* **Data shown**:
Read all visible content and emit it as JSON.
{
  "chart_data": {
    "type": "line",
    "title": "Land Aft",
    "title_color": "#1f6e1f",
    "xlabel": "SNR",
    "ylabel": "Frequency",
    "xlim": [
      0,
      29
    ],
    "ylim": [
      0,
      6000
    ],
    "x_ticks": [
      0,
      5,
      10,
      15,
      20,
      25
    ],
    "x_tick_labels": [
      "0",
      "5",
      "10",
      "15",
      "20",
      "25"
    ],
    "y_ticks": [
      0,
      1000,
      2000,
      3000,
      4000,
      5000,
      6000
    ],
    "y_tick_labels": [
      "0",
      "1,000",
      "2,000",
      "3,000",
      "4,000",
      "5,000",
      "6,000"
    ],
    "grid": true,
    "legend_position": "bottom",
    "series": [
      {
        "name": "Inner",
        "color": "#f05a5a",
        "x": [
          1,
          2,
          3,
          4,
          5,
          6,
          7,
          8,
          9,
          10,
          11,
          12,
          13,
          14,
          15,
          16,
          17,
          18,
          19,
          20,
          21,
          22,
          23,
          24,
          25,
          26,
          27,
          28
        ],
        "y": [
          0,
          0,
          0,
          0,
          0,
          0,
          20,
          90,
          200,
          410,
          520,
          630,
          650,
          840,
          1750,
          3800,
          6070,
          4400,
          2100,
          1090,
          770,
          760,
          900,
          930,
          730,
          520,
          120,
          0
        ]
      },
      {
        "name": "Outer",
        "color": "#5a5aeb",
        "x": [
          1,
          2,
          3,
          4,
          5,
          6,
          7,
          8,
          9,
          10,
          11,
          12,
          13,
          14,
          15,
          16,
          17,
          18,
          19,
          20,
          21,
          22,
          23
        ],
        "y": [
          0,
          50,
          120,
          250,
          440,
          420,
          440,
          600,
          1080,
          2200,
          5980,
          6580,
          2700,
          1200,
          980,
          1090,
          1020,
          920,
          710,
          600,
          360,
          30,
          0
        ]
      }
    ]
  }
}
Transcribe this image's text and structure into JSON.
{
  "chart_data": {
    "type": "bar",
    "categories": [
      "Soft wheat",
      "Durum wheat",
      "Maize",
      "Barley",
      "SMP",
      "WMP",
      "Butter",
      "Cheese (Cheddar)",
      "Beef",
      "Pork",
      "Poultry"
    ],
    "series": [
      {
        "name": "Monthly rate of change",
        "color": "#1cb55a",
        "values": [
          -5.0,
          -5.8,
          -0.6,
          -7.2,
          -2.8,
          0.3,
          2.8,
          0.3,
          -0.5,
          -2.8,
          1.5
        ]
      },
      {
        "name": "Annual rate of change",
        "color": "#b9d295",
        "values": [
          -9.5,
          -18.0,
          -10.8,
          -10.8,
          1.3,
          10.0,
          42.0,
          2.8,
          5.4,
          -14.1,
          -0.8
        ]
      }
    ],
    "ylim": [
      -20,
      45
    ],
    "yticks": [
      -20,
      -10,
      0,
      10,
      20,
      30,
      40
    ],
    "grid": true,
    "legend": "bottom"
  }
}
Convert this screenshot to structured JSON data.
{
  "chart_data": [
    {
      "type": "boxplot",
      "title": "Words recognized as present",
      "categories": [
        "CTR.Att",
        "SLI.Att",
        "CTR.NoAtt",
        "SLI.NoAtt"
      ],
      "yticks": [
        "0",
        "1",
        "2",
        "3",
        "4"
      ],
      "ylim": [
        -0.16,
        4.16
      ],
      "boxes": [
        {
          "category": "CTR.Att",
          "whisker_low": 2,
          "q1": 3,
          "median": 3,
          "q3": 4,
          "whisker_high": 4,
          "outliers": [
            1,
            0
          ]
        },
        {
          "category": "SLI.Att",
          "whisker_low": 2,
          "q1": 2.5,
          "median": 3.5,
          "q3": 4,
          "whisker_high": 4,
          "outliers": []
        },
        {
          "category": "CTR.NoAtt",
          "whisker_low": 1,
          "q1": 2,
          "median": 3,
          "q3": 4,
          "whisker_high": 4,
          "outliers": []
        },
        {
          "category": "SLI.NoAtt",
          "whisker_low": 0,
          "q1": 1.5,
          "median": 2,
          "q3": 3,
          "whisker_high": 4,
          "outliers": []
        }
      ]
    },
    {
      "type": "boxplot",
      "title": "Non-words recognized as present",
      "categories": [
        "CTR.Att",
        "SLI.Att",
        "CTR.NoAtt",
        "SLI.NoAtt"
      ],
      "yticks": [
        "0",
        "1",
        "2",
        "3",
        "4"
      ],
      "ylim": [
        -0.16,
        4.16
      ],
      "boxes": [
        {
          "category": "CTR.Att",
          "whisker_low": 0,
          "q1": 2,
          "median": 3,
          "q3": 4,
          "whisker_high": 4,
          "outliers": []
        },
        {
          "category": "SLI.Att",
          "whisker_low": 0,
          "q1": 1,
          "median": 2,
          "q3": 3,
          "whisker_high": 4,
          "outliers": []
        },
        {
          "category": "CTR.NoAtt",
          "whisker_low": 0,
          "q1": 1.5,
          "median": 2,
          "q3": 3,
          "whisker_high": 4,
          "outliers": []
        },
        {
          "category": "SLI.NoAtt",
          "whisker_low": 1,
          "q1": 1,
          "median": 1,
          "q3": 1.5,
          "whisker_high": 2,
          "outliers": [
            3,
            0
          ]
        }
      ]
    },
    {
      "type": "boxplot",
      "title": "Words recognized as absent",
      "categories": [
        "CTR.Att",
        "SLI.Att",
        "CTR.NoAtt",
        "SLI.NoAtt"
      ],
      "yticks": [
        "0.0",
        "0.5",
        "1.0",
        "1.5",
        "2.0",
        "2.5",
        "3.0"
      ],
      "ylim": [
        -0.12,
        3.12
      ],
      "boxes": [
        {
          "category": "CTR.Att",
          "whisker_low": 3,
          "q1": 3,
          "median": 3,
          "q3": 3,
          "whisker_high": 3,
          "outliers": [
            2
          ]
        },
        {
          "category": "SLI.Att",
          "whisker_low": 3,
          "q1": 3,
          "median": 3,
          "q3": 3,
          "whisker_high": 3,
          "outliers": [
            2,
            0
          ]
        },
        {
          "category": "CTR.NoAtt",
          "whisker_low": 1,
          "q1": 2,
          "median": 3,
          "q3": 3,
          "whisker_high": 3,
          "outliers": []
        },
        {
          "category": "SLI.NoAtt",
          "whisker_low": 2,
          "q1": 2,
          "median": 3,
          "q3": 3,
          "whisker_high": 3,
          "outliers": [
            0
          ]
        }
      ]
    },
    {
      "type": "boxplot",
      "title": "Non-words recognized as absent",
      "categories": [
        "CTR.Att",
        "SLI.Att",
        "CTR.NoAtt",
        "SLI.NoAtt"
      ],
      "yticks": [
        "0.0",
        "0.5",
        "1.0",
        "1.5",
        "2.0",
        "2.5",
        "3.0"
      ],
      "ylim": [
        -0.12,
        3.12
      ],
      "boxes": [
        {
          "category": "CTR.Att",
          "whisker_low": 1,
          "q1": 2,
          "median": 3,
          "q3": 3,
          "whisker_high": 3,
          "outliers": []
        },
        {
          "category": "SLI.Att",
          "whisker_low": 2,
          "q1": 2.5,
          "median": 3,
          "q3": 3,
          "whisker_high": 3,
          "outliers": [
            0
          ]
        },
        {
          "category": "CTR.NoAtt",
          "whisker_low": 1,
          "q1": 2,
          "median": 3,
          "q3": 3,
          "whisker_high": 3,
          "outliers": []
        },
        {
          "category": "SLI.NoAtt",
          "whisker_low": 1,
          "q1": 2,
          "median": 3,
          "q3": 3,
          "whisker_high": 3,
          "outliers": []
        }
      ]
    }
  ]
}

* **Task details**:
Filter the records above and return every line that holds the word "recognized".

* **Solution for this exercise**:
      "title": "Words recognized as present",
      "title": "Non-words recognized as present",
      "title": "Words recognized as absent",
      "title": "Non-words recognized as absent",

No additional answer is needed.